> **Поставленная задача A**: Согласуются ли с отрывком о Нормане Майере следующие утверждения? (i) Майер подъехал к мемориалу Джорджа Вашингтона на фургоне «форд» 1979 года выпуска. (ii) Акция Майера продолжалась двое суток. (iii) Лозунг на борту фургона призывал запретить ядерное оружие. На каждое ответьте «да» или «нет» и приведите решающие слова отрывка точной цитатой.

Его убили, потому что ему было больше всех надо. Никому, кроме себя, он вреда не нанес, и нет сомнения, что рвение завело его куда дальше, чем допускается социально приемлемым поведением, но смерть его навлекает позор на нас как на народ, потому что показывает: и здравый смысл, и сочувствие из нашего национального характера выбили настолько, что разрывается сердце. Мы оказались ничуть не лучше Ричарда Никсона, который подошел к окну Белого дома, увидел на улице сотни тысяч протестующих, усмехнулся и пошел досматривать Суперкубок.
Я назову вам его имя, потому что две недели прошло со среды восьмого декабря, и вы уже все забыли. Его звали Норман Майер, он был безумный святой и любил нас так сильно, что умер за наши грехи.
Он – тот человек в синем комбинезоне и мотоциклетном шлеме, который в 9:30 по североамериканскому восточному времени подъехал к главному входу мемориала Джорджа Вашингтона на своем фургоне «форд» 1979 года выпуска, вышел из машины и начал десятичасовую гуманистическую акцию, которая разрешилась в 19:23 его напрасной смертью.
На борту его фургона был крупными буквами написан лозунг: НАШ ПРИОРИТЕТ: ЗАПРЕТИТЬ ЯДЕРНОЕ ОРУЖИЕ.

> **Листинг**:
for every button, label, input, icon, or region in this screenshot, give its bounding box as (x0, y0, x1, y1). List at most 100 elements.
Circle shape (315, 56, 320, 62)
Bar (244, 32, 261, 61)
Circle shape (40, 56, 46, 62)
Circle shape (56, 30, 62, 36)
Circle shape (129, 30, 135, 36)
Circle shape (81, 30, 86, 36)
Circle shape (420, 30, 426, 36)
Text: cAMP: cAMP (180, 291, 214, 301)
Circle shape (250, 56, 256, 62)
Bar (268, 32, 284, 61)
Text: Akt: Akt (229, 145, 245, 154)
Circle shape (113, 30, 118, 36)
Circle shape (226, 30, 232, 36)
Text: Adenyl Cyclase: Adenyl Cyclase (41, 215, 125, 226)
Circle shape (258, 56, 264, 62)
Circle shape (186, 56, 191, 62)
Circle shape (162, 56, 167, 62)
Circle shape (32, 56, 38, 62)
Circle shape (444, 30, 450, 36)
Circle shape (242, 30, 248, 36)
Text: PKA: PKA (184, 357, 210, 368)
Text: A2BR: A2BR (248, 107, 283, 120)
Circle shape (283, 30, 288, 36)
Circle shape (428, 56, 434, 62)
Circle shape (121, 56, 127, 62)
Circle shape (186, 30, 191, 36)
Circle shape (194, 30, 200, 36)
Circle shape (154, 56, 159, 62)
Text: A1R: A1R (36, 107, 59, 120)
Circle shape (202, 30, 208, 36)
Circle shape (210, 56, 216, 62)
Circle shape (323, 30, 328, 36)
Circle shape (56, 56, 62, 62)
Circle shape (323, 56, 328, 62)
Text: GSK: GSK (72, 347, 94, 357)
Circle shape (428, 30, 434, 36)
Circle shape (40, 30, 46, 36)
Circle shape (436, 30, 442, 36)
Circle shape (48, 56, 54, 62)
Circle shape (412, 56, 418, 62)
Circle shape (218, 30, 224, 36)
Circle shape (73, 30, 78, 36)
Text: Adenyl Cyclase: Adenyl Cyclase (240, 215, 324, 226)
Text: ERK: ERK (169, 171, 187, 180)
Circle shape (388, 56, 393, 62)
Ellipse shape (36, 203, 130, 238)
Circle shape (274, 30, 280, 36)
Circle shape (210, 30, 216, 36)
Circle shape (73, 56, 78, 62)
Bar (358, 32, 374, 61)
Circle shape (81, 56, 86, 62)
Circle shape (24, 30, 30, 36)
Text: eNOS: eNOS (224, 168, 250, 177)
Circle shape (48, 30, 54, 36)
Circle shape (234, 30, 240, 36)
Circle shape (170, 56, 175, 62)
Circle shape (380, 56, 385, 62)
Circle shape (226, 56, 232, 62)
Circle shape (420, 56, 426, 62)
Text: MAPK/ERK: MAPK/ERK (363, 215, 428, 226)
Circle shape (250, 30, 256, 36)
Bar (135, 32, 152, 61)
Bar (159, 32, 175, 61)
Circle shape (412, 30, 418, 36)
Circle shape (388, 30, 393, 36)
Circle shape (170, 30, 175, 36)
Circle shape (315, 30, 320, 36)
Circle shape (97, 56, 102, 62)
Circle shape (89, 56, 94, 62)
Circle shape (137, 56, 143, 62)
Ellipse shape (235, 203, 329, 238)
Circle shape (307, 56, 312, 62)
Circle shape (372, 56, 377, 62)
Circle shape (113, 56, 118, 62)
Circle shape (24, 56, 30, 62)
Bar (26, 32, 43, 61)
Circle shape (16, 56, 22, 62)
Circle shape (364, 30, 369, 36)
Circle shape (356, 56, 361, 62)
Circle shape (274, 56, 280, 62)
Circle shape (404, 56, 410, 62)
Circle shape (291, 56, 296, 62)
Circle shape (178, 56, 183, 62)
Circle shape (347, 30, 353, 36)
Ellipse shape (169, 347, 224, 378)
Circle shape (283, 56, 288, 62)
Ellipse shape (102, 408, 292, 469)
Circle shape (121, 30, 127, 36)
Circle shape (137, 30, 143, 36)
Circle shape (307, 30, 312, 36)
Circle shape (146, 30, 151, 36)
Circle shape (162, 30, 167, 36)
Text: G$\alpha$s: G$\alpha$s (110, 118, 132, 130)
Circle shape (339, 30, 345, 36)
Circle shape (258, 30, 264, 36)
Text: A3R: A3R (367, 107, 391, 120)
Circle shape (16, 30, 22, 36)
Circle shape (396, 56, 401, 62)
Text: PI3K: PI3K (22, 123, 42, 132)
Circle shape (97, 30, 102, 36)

> **Поставленная задача B**: Верните без изменений строки листинга. Начните с самой первой строки листинга и остановитесь после строки, в которой есть «Bar (135, 32, 152, 61)», включив её.

> **Полный ответ A**:
(i) Да: «подъехал к главному входу мемориала Джорджа Вашингтона на своем фургоне «форд» 1979 года выпуска».
(ii) Нет: «начал десятичасовую гуманистическую акцию».
(iii) Да: «НАШ ПРИОРИТЕТ: ЗАПРЕТИТЬ ЯДЕРНОЕ ОРУЖИЕ».

> **Полный ответ B**:
for every button, label, input, icon, or region in this screenshot, give its bounding box as (x0, y0, x1, y1). List at most 100 elements.
Circle shape (315, 56, 320, 62)
Bar (244, 32, 261, 61)
Circle shape (40, 56, 46, 62)
Circle shape (56, 30, 62, 36)
Circle shape (129, 30, 135, 36)
Circle shape (81, 30, 86, 36)
Circle shape (420, 30, 426, 36)
Text: cAMP: cAMP (180, 291, 214, 301)
Circle shape (250, 56, 256, 62)
Bar (268, 32, 284, 61)
Text: Akt: Akt (229, 145, 245, 154)
Circle shape (113, 30, 118, 36)
Circle shape (226, 30, 232, 36)
Text: Adenyl Cyclase: Adenyl Cyclase (41, 215, 125, 226)
Circle shape (258, 56, 264, 62)
Circle shape (186, 56, 191, 62)
Circle shape (162, 56, 167, 62)
Circle shape (32, 56, 38, 62)
Circle shape (444, 30, 450, 36)
Circle shape (242, 30, 248, 36)
Text: PKA: PKA (184, 357, 210, 368)
Text: A2BR: A2BR (248, 107, 283, 120)
Circle shape (283, 30, 288, 36)
Circle shape (428, 56, 434, 62)
Circle shape (121, 56, 127, 62)
Circle shape (186, 30, 191, 36)
Circle shape (194, 30, 200, 36)
Circle shape (154, 56, 159, 62)
Text: A1R: A1R (36, 107, 59, 120)
Circle shape (202, 30, 208, 36)
Circle shape (210, 56, 216, 62)
Circle shape (323, 30, 328, 36)
Circle shape (56, 56, 62, 62)
Circle shape (323, 56, 328, 62)
Text: GSK: GSK (72, 347, 94, 357)
Circle shape (428, 30, 434, 36)
Circle shape (40, 30, 46, 36)
Circle shape (436, 30, 442, 36)
Circle shape (48, 56, 54, 62)
Circle shape (412, 56, 418, 62)
Circle shape (218, 30, 224, 36)
Circle shape (73, 30, 78, 36)
Text: Adenyl Cyclase: Adenyl Cyclase (240, 215, 324, 226)
Text: ERK: ERK (169, 171, 187, 180)
Circle shape (388, 56, 393, 62)
Ellipse shape (36, 203, 130, 238)
Circle shape (274, 30, 280, 36)
Circle shape (210, 30, 216, 36)
Circle shape (73, 56, 78, 62)
Bar (358, 32, 374, 61)
Circle shape (81, 56, 86, 62)
Circle shape (24, 30, 30, 36)
Text: eNOS: eNOS (224, 168, 250, 177)
Circle shape (48, 30, 54, 36)
Circle shape (234, 30, 240, 36)
Circle shape (170, 56, 175, 62)
Circle shape (380, 56, 385, 62)
Circle shape (226, 56, 232, 62)
Circle shape (420, 56, 426, 62)
Text: MAPK/ERK: MAPK/ERK (363, 215, 428, 226)
Circle shape (250, 30, 256, 36)
Bar (135, 32, 152, 61)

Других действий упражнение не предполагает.